- **PROBLEM DESCRIPTION**
How many of the lines that follow contain the word "text"? Give only the number.

******************************

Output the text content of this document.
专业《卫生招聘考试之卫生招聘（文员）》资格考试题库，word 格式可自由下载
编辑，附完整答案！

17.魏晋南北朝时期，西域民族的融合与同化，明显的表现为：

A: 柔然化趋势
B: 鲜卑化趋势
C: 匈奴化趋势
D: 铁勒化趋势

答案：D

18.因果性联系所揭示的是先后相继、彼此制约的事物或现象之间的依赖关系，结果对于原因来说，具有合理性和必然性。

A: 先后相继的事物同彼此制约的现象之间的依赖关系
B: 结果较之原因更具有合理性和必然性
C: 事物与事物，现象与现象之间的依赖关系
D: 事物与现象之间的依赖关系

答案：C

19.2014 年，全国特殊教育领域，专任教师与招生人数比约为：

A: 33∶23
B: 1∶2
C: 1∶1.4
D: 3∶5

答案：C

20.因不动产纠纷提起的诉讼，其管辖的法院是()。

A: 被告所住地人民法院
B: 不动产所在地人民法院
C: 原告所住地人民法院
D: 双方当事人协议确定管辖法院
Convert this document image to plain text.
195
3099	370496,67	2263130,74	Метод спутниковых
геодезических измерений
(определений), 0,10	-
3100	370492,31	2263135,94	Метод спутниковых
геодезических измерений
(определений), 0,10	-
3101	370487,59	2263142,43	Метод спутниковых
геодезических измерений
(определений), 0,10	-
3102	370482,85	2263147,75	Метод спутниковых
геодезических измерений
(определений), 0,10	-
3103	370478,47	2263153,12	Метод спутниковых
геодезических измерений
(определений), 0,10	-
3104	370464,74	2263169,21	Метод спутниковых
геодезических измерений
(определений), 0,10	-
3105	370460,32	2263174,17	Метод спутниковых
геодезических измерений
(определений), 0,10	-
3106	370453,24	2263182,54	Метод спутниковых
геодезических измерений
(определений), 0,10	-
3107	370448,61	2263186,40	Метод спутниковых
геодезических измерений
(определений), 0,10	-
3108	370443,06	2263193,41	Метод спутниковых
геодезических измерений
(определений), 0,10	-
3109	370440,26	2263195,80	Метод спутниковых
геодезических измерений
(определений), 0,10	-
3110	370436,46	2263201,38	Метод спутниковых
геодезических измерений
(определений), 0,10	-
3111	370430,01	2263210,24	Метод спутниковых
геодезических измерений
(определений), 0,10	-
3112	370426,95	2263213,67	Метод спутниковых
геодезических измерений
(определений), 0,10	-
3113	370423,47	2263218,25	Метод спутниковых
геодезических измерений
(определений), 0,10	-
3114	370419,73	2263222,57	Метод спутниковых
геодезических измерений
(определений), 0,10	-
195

******************************

- **THE SOLUTION**
2